(WORK TO BE COMPLETED):
Give the count of lines that include the string "label". Add nothing to it.

(DATA SUPPLIED):
>> BEGIN

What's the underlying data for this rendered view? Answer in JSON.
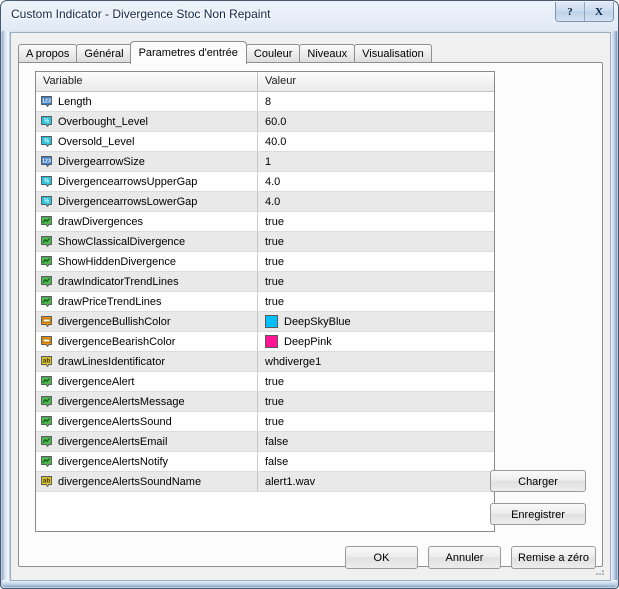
{
  "window": {
    "title": "Custom Indicator - Divergence Stoc Non Repaint",
    "help_button": "?",
    "close_button": "X"
  },
  "tabs": [
    {
      "label": "A propos",
      "active": false
    },
    {
      "label": "Général",
      "active": false
    },
    {
      "label": "Parametres d'entrée",
      "active": true
    },
    {
      "label": "Couleur",
      "active": false
    },
    {
      "label": "Niveaux",
      "active": false
    },
    {
      "label": "Visualisation",
      "active": false
    }
  ],
  "grid": {
    "columns": [
      "Variable",
      "Valeur"
    ],
    "rows": [
      {
        "icon": "int-icon",
        "variable": "Length",
        "value": "8"
      },
      {
        "icon": "double-icon",
        "variable": "Overbought_Level",
        "value": "60.0"
      },
      {
        "icon": "double-icon",
        "variable": "Oversold_Level",
        "value": "40.0"
      },
      {
        "icon": "int-icon",
        "variable": "DivergearrowSize",
        "value": "1"
      },
      {
        "icon": "double-icon",
        "variable": "DivergencearrowsUpperGap",
        "value": "4.0"
      },
      {
        "icon": "double-icon",
        "variable": "DivergencearrowsLowerGap",
        "value": "4.0"
      },
      {
        "icon": "bool-icon",
        "variable": "drawDivergences",
        "value": "true"
      },
      {
        "icon": "bool-icon",
        "variable": "ShowClassicalDivergence",
        "value": "true"
      },
      {
        "icon": "bool-icon",
        "variable": "ShowHiddenDivergence",
        "value": "true"
      },
      {
        "icon": "bool-icon",
        "variable": "drawIndicatorTrendLines",
        "value": "true"
      },
      {
        "icon": "bool-icon",
        "variable": "drawPriceTrendLines",
        "value": "true"
      },
      {
        "icon": "color-icon",
        "variable": "divergenceBullishColor",
        "value": "DeepSkyBlue",
        "swatch": "#00BFFF"
      },
      {
        "icon": "color-icon",
        "variable": "divergenceBearishColor",
        "value": "DeepPink",
        "swatch": "#FF1493"
      },
      {
        "icon": "string-icon",
        "variable": "drawLinesIdentificator",
        "value": "whdiverge1"
      },
      {
        "icon": "bool-icon",
        "variable": "divergenceAlert",
        "value": "true"
      },
      {
        "icon": "bool-icon",
        "variable": "divergenceAlertsMessage",
        "value": "true"
      },
      {
        "icon": "bool-icon",
        "variable": "divergenceAlertsSound",
        "value": "true"
      },
      {
        "icon": "bool-icon",
        "variable": "divergenceAlertsEmail",
        "value": "false"
      },
      {
        "icon": "bool-icon",
        "variable": "divergenceAlertsNotify",
        "value": "false"
      },
      {
        "icon": "string-icon",
        "variable": "divergenceAlertsSoundName",
        "value": "alert1.wav"
      }
    ]
  },
  "side_buttons": {
    "load": "Charger",
    "save": "Enregistrer"
  },
  "dialog_buttons": {
    "ok": "OK",
    "cancel": "Annuler",
    "reset": "Remise a zéro"
  },
  "colors": {
    "deep_sky_blue": "#00BFFF",
    "deep_pink": "#FF1493",
    "int_icon": "#3f7fc8",
    "double_icon": "#2fc3d8",
    "bool_icon": "#52b552",
    "color_icon": "#f0920e",
    "string_icon": "#d9c02b"
  }
}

>> END

(ANSWER BELOW):
6